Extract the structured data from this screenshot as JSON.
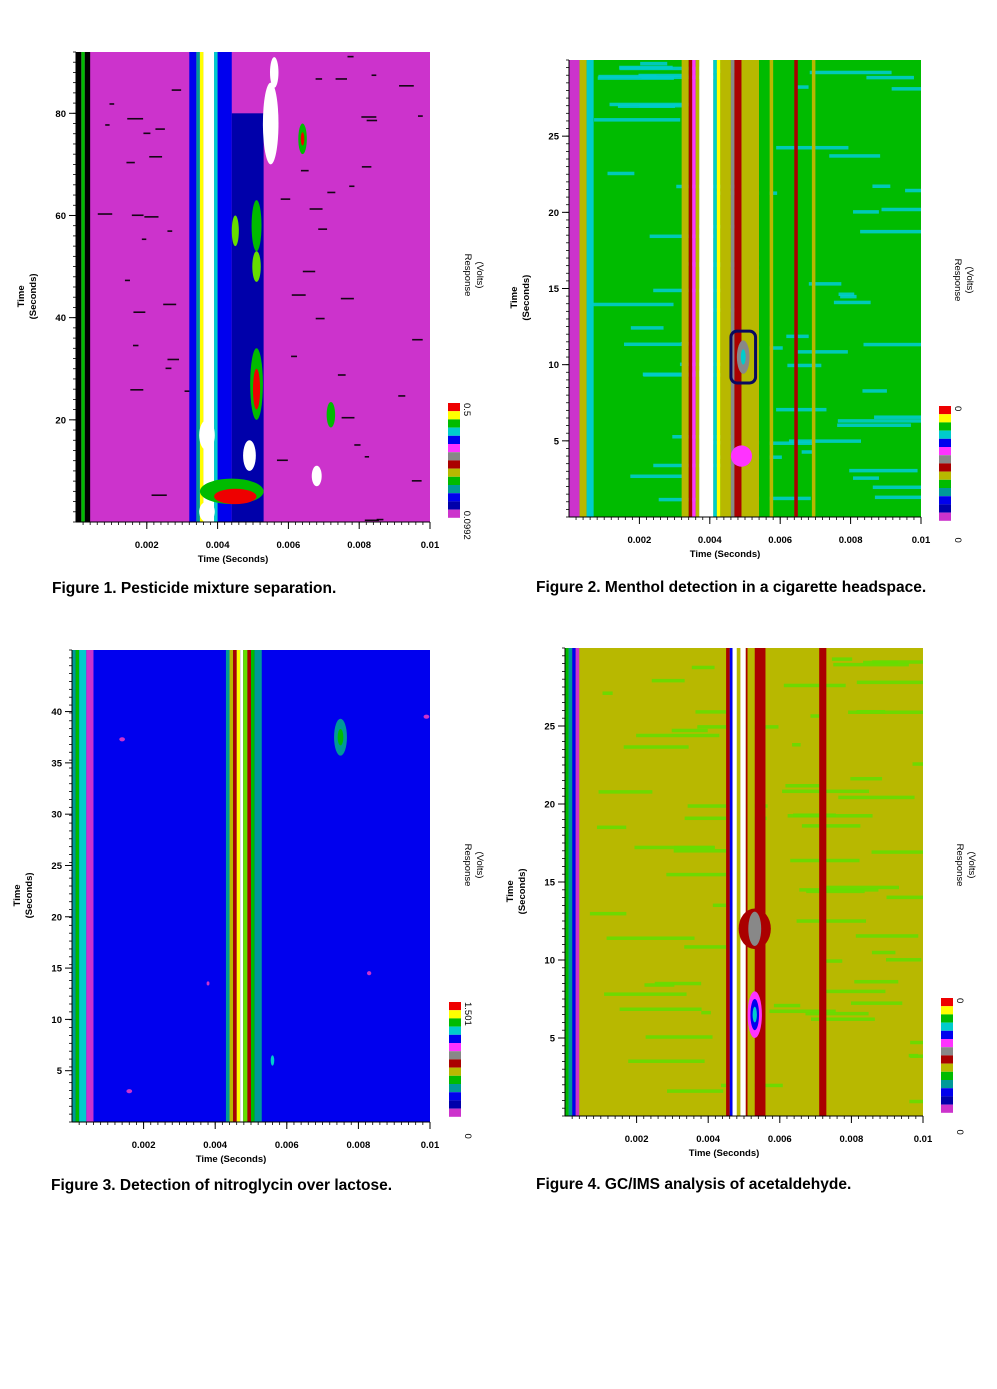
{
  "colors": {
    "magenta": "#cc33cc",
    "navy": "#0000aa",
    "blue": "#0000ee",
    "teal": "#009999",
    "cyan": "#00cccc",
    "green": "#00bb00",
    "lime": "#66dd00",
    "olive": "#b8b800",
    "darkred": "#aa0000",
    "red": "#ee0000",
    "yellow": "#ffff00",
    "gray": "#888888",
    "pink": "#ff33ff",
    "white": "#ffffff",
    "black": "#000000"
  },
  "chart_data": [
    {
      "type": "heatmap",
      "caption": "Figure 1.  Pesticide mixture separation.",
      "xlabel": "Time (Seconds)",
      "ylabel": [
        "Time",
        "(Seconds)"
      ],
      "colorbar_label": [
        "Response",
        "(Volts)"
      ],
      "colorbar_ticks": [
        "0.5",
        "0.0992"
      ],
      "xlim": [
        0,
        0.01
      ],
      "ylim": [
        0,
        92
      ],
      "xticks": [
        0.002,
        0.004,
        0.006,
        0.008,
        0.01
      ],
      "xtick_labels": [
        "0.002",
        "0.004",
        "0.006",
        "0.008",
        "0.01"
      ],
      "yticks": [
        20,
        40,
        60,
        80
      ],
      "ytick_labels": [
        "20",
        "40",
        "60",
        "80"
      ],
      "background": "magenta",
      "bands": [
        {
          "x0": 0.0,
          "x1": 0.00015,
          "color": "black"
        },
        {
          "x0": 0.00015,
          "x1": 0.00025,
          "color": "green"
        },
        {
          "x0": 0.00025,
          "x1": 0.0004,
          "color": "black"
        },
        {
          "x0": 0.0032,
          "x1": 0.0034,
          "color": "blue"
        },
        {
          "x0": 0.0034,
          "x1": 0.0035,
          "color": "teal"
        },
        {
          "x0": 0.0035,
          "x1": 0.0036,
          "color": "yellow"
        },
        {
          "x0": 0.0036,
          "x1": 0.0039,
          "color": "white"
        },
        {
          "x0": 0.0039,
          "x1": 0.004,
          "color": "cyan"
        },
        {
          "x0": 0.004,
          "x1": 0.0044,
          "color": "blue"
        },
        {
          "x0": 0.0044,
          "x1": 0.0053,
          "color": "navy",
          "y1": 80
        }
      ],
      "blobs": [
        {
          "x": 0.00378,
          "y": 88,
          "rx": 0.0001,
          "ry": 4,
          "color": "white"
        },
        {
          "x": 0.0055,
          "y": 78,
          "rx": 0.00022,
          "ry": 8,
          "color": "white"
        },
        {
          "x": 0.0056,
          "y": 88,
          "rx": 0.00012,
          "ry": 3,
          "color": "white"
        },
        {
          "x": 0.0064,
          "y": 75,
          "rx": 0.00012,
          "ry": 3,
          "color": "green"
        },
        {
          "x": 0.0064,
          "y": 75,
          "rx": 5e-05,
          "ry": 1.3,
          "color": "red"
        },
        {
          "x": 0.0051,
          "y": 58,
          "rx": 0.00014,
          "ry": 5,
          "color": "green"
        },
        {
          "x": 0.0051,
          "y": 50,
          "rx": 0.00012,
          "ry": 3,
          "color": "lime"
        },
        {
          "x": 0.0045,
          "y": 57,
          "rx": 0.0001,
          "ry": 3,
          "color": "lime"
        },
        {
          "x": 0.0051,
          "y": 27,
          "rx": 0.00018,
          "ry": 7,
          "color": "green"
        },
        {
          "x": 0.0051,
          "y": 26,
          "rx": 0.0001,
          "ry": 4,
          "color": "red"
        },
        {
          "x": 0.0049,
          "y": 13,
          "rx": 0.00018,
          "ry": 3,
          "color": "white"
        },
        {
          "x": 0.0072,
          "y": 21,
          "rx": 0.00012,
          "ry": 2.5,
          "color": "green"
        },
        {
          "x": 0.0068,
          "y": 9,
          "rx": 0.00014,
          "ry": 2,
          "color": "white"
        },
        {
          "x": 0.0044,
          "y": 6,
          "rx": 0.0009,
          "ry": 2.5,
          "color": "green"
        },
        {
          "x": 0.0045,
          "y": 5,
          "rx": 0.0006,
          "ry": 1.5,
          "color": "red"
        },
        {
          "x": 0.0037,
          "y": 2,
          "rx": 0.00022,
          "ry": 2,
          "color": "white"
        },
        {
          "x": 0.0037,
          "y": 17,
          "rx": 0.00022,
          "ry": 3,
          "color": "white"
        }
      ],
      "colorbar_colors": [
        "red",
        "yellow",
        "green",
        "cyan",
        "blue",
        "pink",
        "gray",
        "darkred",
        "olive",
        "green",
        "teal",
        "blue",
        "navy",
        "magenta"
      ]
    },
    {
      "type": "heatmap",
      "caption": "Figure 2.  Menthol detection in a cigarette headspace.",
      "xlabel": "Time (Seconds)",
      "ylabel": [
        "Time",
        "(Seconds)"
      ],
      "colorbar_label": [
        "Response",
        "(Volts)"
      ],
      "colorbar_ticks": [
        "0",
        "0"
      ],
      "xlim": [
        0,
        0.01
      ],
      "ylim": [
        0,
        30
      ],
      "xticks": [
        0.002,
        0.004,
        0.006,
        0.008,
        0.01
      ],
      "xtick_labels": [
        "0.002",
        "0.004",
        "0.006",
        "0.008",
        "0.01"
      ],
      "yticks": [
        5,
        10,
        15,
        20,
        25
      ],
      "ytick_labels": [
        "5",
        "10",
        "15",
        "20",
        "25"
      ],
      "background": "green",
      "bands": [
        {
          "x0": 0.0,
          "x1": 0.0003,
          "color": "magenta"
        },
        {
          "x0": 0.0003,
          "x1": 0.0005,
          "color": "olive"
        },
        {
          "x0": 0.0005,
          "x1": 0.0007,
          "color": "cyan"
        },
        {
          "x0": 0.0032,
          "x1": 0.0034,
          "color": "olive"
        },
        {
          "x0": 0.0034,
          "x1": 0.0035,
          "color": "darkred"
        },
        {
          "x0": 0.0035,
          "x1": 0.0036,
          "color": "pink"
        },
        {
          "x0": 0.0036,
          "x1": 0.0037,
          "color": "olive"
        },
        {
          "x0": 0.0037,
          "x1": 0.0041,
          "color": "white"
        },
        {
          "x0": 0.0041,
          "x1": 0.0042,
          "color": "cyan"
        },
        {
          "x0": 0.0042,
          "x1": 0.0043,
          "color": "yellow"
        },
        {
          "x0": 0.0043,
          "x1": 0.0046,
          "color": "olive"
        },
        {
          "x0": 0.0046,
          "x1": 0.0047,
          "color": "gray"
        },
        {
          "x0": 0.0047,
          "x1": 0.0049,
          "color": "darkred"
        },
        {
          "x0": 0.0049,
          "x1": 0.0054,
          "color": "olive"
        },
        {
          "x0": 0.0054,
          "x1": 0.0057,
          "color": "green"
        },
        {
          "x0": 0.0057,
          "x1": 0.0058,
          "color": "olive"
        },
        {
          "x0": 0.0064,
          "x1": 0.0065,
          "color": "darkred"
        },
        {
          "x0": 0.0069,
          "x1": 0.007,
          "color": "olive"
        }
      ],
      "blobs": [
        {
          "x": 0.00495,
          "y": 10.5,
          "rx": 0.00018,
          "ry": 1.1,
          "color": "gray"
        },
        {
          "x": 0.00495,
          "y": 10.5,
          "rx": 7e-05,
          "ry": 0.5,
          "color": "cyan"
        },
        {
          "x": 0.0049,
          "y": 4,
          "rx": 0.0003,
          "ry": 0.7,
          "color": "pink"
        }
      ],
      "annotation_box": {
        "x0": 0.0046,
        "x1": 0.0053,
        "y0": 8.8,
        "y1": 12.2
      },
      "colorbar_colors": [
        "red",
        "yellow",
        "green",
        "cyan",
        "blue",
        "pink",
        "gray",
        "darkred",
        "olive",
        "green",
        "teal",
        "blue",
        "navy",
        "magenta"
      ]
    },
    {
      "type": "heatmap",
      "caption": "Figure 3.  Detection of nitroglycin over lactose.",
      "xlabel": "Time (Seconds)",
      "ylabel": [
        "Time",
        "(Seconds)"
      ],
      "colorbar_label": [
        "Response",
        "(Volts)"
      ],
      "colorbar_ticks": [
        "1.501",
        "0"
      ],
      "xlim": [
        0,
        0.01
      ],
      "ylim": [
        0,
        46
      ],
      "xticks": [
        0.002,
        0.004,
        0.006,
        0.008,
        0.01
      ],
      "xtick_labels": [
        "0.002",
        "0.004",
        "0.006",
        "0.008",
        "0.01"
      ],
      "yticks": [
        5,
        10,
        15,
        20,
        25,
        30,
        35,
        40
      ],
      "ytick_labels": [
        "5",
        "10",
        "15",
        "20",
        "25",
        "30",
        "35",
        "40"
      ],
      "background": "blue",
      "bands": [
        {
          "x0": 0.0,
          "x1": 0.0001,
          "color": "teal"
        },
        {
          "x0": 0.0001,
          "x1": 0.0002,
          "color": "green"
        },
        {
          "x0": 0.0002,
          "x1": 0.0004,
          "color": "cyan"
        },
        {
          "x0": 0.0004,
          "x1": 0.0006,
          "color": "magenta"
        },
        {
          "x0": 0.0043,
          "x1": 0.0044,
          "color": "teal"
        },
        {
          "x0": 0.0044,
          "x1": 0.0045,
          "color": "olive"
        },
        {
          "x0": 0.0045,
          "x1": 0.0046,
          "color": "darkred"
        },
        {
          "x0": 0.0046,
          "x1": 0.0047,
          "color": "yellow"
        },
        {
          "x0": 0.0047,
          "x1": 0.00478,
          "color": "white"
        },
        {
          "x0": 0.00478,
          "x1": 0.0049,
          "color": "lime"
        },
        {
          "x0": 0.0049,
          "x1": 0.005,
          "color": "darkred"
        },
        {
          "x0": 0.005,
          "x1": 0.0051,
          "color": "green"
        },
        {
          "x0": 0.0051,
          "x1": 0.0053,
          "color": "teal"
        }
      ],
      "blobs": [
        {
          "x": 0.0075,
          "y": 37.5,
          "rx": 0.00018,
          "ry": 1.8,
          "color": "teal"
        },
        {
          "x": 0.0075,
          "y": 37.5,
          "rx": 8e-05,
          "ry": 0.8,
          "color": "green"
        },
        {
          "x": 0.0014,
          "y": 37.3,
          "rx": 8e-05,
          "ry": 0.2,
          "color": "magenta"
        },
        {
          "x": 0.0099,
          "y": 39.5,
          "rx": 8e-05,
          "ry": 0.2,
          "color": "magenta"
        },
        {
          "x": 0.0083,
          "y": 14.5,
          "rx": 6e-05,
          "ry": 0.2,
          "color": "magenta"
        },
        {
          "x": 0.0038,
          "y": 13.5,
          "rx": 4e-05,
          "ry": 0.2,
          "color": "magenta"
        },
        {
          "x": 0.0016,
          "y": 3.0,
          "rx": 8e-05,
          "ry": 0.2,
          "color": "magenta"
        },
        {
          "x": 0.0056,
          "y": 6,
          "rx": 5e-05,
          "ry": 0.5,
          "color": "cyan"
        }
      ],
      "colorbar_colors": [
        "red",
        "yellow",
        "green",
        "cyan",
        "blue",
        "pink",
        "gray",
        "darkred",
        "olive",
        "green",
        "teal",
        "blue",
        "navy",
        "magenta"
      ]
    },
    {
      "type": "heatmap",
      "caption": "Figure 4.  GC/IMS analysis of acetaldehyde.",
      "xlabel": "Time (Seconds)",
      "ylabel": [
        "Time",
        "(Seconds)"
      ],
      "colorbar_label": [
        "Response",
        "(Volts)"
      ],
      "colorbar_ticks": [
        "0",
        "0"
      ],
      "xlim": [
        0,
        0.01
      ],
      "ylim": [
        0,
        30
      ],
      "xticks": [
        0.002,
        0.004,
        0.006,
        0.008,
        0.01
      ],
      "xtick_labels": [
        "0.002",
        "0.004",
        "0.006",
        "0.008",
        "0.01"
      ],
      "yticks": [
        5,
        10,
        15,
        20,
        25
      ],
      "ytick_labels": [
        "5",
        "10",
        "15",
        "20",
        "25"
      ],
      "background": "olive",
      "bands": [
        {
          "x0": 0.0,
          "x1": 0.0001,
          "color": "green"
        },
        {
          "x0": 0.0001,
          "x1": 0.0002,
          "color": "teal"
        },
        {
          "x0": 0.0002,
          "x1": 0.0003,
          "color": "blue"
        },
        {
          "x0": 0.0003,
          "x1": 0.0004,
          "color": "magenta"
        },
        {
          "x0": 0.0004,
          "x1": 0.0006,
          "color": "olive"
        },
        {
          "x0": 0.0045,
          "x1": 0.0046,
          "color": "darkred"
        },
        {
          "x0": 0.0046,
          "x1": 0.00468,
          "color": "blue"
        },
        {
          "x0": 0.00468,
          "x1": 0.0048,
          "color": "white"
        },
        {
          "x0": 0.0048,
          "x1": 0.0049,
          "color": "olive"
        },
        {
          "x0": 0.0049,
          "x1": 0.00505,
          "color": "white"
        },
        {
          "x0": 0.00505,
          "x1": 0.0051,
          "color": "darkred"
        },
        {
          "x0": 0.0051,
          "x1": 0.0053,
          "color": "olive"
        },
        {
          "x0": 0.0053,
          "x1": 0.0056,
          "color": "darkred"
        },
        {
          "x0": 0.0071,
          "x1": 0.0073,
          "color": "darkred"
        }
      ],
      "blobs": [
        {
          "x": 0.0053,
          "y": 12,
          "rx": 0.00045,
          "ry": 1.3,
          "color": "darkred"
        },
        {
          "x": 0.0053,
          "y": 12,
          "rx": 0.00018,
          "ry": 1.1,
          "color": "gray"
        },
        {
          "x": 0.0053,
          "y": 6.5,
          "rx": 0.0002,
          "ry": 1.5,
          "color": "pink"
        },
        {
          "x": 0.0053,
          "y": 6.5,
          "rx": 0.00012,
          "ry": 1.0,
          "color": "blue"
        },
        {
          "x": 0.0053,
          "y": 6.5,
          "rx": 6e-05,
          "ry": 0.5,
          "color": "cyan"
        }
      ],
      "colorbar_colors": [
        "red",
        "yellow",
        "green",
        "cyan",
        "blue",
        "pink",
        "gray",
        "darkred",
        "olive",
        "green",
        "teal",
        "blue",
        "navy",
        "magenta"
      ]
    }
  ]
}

:: TASK DIRECTIONS ::
Pull out every line of the records above that contains the word "background".

:: FINISHED TASK ::
      "background": "magenta",
      "background": "green",
      "background": "blue",
      "background": "olive",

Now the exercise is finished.